--- begin ---

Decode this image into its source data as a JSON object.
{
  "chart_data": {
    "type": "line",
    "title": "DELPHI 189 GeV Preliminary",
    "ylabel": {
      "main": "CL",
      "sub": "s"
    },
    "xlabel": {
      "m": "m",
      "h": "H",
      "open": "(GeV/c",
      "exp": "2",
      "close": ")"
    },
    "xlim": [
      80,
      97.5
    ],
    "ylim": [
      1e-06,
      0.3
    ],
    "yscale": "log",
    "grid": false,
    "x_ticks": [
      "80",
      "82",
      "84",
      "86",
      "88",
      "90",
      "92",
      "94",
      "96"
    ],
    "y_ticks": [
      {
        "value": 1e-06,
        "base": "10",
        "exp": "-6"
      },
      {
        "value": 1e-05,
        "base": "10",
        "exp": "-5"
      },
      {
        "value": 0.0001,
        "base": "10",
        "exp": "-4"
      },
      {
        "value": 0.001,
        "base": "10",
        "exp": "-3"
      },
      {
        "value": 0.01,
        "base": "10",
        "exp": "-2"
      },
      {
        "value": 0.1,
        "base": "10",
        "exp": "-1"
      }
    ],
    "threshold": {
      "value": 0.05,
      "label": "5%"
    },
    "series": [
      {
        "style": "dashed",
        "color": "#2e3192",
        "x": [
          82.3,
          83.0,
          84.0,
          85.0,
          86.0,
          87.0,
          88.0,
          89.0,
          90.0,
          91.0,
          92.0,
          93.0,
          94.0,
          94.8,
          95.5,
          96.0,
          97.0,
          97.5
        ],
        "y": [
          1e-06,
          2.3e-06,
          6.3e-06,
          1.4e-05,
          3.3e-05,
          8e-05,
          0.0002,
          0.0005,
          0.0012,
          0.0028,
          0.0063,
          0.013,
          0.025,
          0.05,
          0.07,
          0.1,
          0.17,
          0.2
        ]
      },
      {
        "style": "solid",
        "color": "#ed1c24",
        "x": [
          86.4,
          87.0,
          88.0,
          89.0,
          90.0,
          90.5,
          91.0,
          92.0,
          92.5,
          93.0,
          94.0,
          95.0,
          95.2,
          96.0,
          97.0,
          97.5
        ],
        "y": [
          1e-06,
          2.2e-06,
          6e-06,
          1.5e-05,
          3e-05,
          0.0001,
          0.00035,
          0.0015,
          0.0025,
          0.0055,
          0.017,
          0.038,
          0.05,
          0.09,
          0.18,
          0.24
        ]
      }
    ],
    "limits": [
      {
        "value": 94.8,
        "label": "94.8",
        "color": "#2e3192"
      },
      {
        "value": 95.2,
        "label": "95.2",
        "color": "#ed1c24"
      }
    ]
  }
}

--- end ---

THE PROBLEM: Reproduce all of the material above word for word.

COMPLETE ANSWER:
Decode this image into its source data as a JSON object.
{
  "chart_data": {
    "type": "line",
    "title": "DELPHI 189 GeV Preliminary",
    "ylabel": {
      "main": "CL",
      "sub": "s"
    },
    "xlabel": {
      "m": "m",
      "h": "H",
      "open": "(GeV/c",
      "exp": "2",
      "close": ")"
    },
    "xlim": [
      80,
      97.5
    ],
    "ylim": [
      1e-06,
      0.3
    ],
    "yscale": "log",
    "grid": false,
    "x_ticks": [
      "80",
      "82",
      "84",
      "86",
      "88",
      "90",
      "92",
      "94",
      "96"
    ],
    "y_ticks": [
      {
        "value": 1e-06,
        "base": "10",
        "exp": "-6"
      },
      {
        "value": 1e-05,
        "base": "10",
        "exp": "-5"
      },
      {
        "value": 0.0001,
        "base": "10",
        "exp": "-4"
      },
      {
        "value": 0.001,
        "base": "10",
        "exp": "-3"
      },
      {
        "value": 0.01,
        "base": "10",
        "exp": "-2"
      },
      {
        "value": 0.1,
        "base": "10",
        "exp": "-1"
      }
    ],
    "threshold": {
      "value": 0.05,
      "label": "5%"
    },
    "series": [
      {
        "style": "dashed",
        "color": "#2e3192",
        "x": [
          82.3,
          83.0,
          84.0,
          85.0,
          86.0,
          87.0,
          88.0,
          89.0,
          90.0,
          91.0,
          92.0,
          93.0,
          94.0,
          94.8,
          95.5,
          96.0,
          97.0,
          97.5
        ],
        "y": [
          1e-06,
          2.3e-06,
          6.3e-06,
          1.4e-05,
          3.3e-05,
          8e-05,
          0.0002,
          0.0005,
          0.0012,
          0.0028,
          0.0063,
          0.013,
          0.025,
          0.05,
          0.07,
          0.1,
          0.17,
          0.2
        ]
      },
      {
        "style": "solid",
        "color": "#ed1c24",
        "x": [
          86.4,
          87.0,
          88.0,
          89.0,
          90.0,
          90.5,
          91.0,
          92.0,
          92.5,
          93.0,
          94.0,
          95.0,
          95.2,
          96.0,
          97.0,
          97.5
        ],
        "y": [
          1e-06,
          2.2e-06,
          6e-06,
          1.5e-05,
          3e-05,
          0.0001,
          0.00035,
          0.0015,
          0.0025,
          0.0055,
          0.017,
          0.038,
          0.05,
          0.09,
          0.18,
          0.24
        ]
      }
    ],
    "limits": [
      {
        "value": 94.8,
        "label": "94.8",
        "color": "#2e3192"
      },
      {
        "value": 95.2,
        "label": "95.2",
        "color": "#ed1c24"
      }
    ]
  }
}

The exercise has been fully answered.